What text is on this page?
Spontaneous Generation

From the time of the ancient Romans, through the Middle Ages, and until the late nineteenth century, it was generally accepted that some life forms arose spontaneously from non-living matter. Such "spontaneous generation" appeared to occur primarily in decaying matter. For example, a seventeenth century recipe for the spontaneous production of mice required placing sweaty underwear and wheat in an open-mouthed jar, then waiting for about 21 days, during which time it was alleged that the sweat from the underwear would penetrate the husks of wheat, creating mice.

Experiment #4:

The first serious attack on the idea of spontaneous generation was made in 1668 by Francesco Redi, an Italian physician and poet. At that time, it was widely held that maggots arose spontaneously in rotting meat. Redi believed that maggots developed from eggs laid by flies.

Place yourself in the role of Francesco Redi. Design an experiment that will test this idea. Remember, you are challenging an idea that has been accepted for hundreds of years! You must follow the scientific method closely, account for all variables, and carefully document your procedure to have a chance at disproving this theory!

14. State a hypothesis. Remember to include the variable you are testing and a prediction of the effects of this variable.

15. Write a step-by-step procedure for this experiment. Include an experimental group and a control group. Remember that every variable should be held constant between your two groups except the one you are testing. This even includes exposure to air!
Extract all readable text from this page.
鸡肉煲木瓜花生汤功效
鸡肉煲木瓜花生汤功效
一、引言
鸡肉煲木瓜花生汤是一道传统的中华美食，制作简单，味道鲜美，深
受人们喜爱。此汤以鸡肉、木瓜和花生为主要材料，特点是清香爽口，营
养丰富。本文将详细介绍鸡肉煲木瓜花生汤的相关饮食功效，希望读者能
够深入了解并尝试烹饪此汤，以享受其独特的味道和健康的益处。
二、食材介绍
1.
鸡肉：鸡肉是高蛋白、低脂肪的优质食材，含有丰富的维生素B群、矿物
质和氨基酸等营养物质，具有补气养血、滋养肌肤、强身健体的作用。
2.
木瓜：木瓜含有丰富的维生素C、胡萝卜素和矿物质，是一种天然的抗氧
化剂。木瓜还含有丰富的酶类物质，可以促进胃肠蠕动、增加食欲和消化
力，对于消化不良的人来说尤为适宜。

---

• Exercise prompt
Reproduce the data in full, exactly as presented.

• Answer to the exercise
What text is on this page?
Spontaneous Generation

From the time of the ancient Romans, through the Middle Ages, and until the late nineteenth century, it was generally accepted that some life forms arose spontaneously from non-living matter. Such "spontaneous generation" appeared to occur primarily in decaying matter. For example, a seventeenth century recipe for the spontaneous production of mice required placing sweaty underwear and wheat in an open-mouthed jar, then waiting for about 21 days, during which time it was alleged that the sweat from the underwear would penetrate the husks of wheat, creating mice.

Experiment #4:

The first serious attack on the idea of spontaneous generation was made in 1668 by Francesco Redi, an Italian physician and poet. At that time, it was widely held that maggots arose spontaneously in rotting meat. Redi believed that maggots developed from eggs laid by flies.

Place yourself in the role of Francesco Redi. Design an experiment that will test this idea. Remember, you are challenging an idea that has been accepted for hundreds of years! You must follow the scientific method closely, account for all variables, and carefully document your procedure to have a chance at disproving this theory!

14. State a hypothesis. Remember to include the variable you are testing and a prediction of the effects of this variable.

15. Write a step-by-step procedure for this experiment. Include an experimental group and a control group. Remember that every variable should be held constant between your two groups except the one you are testing. This even includes exposure to air!
Extract all readable text from this page.
鸡肉煲木瓜花生汤功效
鸡肉煲木瓜花生汤功效
一、引言
鸡肉煲木瓜花生汤是一道传统的中华美食，制作简单，味道鲜美，深
受人们喜爱。此汤以鸡肉、木瓜和花生为主要材料，特点是清香爽口，营
养丰富。本文将详细介绍鸡肉煲木瓜花生汤的相关饮食功效，希望读者能
够深入了解并尝试烹饪此汤，以享受其独特的味道和健康的益处。
二、食材介绍
1.
鸡肉：鸡肉是高蛋白、低脂肪的优质食材，含有丰富的维生素B群、矿物
质和氨基酸等营养物质，具有补气养血、滋养肌肤、强身健体的作用。
2.
木瓜：木瓜含有丰富的维生素C、胡萝卜素和矿物质，是一种天然的抗氧
化剂。木瓜还含有丰富的酶类物质，可以促进胃肠蠕动、增加食欲和消化
力，对于消化不良的人来说尤为适宜。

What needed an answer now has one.